A run of records:
——
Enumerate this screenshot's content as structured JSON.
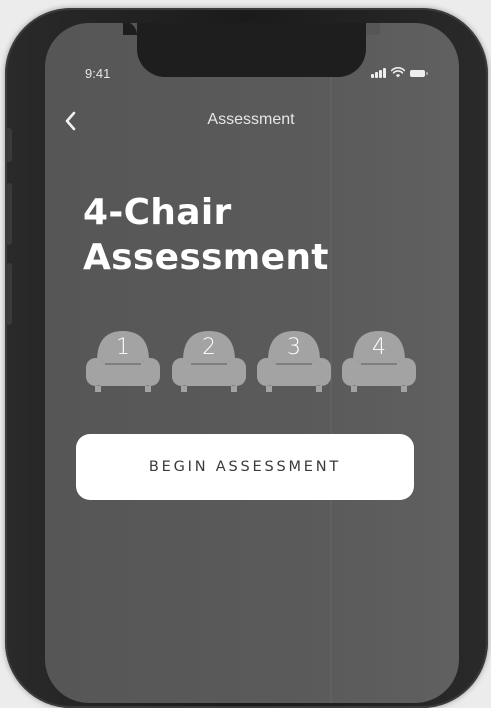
{
  "status_bar": {
    "time": "9:41"
  },
  "nav": {
    "title": "Assessment",
    "back_icon": "chevron-left-icon"
  },
  "heading": {
    "line1": "4-Chair",
    "line2": "Assessment"
  },
  "chairs": [
    {
      "number": "1",
      "icon": "armchair-icon"
    },
    {
      "number": "2",
      "icon": "armchair-icon"
    },
    {
      "number": "3",
      "icon": "armchair-icon"
    },
    {
      "number": "4",
      "icon": "armchair-icon"
    }
  ],
  "begin_button": {
    "label": "BEGIN ASSESSMENT"
  },
  "colors": {
    "screen_bg": "#5b5b5b",
    "chair": "#a3a3a3",
    "button_bg": "#ffffff",
    "button_text": "#3a3a3a"
  }
}
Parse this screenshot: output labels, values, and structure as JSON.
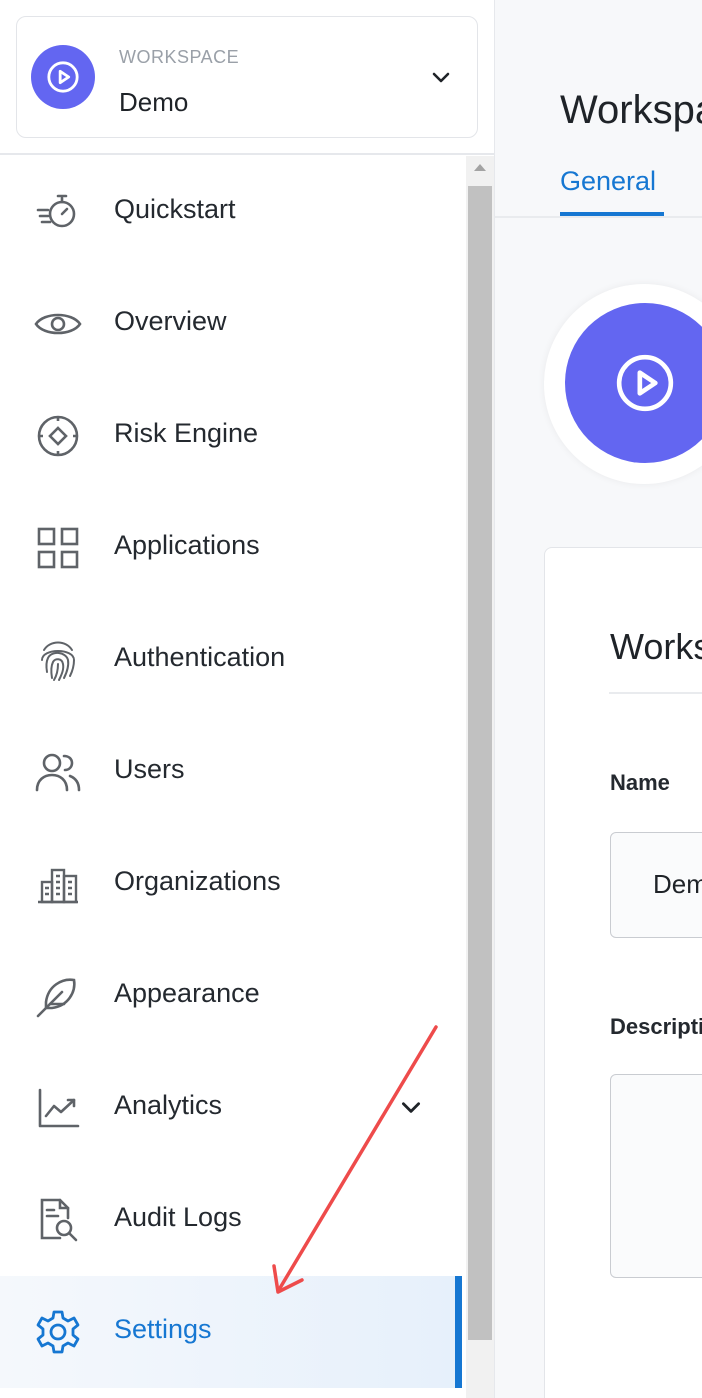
{
  "workspace": {
    "caption": "WORKSPACE",
    "name": "Demo"
  },
  "nav": {
    "items": [
      {
        "label": "Quickstart",
        "icon": "stopwatch-icon"
      },
      {
        "label": "Overview",
        "icon": "eye-icon"
      },
      {
        "label": "Risk Engine",
        "icon": "target-icon"
      },
      {
        "label": "Applications",
        "icon": "grid-icon"
      },
      {
        "label": "Authentication",
        "icon": "fingerprint-icon"
      },
      {
        "label": "Users",
        "icon": "users-icon"
      },
      {
        "label": "Organizations",
        "icon": "buildings-icon"
      },
      {
        "label": "Appearance",
        "icon": "feather-icon"
      },
      {
        "label": "Analytics",
        "icon": "chart-icon"
      },
      {
        "label": "Audit Logs",
        "icon": "file-search-icon"
      },
      {
        "label": "Settings",
        "icon": "gear-icon"
      }
    ],
    "active": "Settings"
  },
  "main": {
    "title": "Workspace",
    "tabs": [
      {
        "label": "General"
      }
    ],
    "card": {
      "title": "Workspace",
      "name_label": "Name",
      "name_value": "Demo",
      "description_label": "Description"
    }
  },
  "colors": {
    "accent": "#1677d2",
    "brand": "#6366f1",
    "annotation_arrow": "#ee4b4b"
  }
}
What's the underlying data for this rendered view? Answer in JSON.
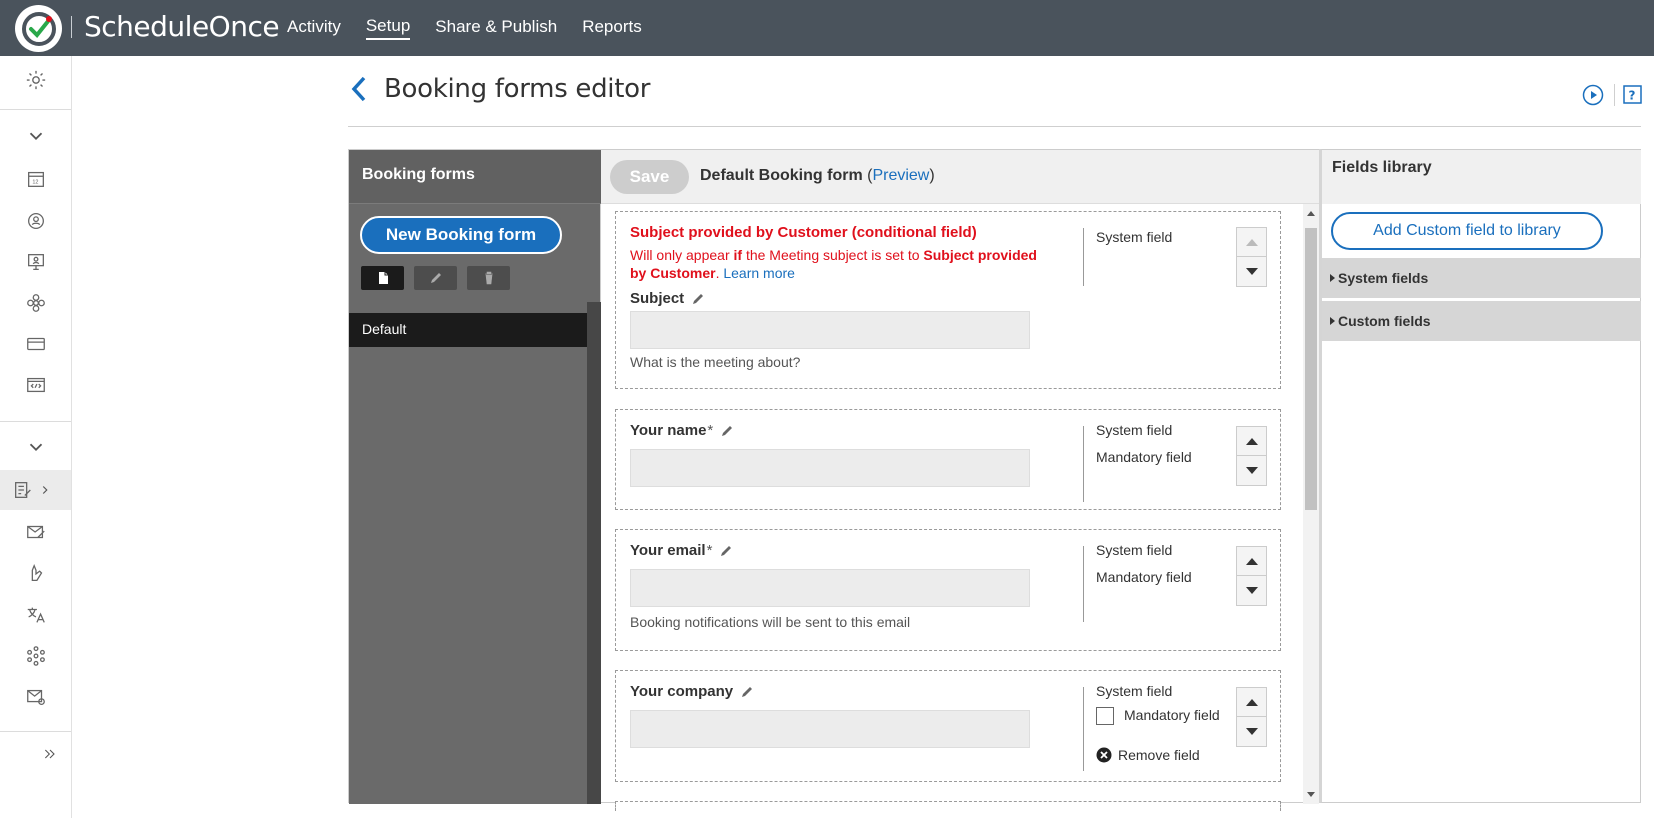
{
  "app": {
    "name": "ScheduleOnce",
    "nav": [
      {
        "label": "Activity",
        "active": false
      },
      {
        "label": "Setup",
        "active": true
      },
      {
        "label": "Share & Publish",
        "active": false
      },
      {
        "label": "Reports",
        "active": false
      }
    ]
  },
  "colors": {
    "topbar": "#4a535c",
    "accent": "#1a6fbd",
    "warning": "#e0101c",
    "panel_dark": "#6a6a6a"
  },
  "sidebar": {
    "icons": [
      "gear-icon",
      "chevron-down-icon",
      "calendar-icon",
      "user-cycle-icon",
      "presenter-icon",
      "flower-icon",
      "card-icon",
      "code-icon",
      "chevron-down-icon",
      "form-edit-icon",
      "mail-edit-icon",
      "hand-icon",
      "translate-icon",
      "integrations-icon",
      "email-at-icon",
      "expand-icon"
    ]
  },
  "page": {
    "title": "Booking forms editor"
  },
  "booking_forms": {
    "title": "Booking forms",
    "new_button": "New Booking form",
    "items": [
      "Default"
    ]
  },
  "editor": {
    "save_label": "Save",
    "form_name": "Default Booking form",
    "preview_open": "(",
    "preview_label": "Preview",
    "preview_close": ")",
    "fields": [
      {
        "conditional_title": "Subject provided by Customer (conditional field)",
        "conditional_text_1": "Will only appear ",
        "conditional_text_if": "if",
        "conditional_text_2": " the Meeting subject is set to ",
        "conditional_text_bold": "Subject provided by Customer",
        "conditional_text_3": ". ",
        "learn_more": "Learn more",
        "label": "Subject",
        "help": "What is the meeting about?",
        "meta": [
          "System field"
        ]
      },
      {
        "label": "Your name",
        "required": "*",
        "meta": [
          "System field",
          "Mandatory field"
        ]
      },
      {
        "label": "Your email",
        "required": "*",
        "help": "Booking notifications will be sent to this email",
        "meta": [
          "System field",
          "Mandatory field"
        ]
      },
      {
        "label": "Your company",
        "meta": [
          "System field"
        ],
        "mandatory_checkbox_label": "Mandatory field",
        "remove_label": "Remove field"
      }
    ]
  },
  "library": {
    "title": "Fields library",
    "add_button": "Add Custom field to library",
    "sections": [
      "System fields",
      "Custom fields"
    ]
  }
}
——
▶ _Given exercise_
Identify the lines in the entries above that contain "library", then copy them out.

▶ _Answer to the task_
  "library": {
    "title": "Fields library",
    "add_button": "Add Custom field to library",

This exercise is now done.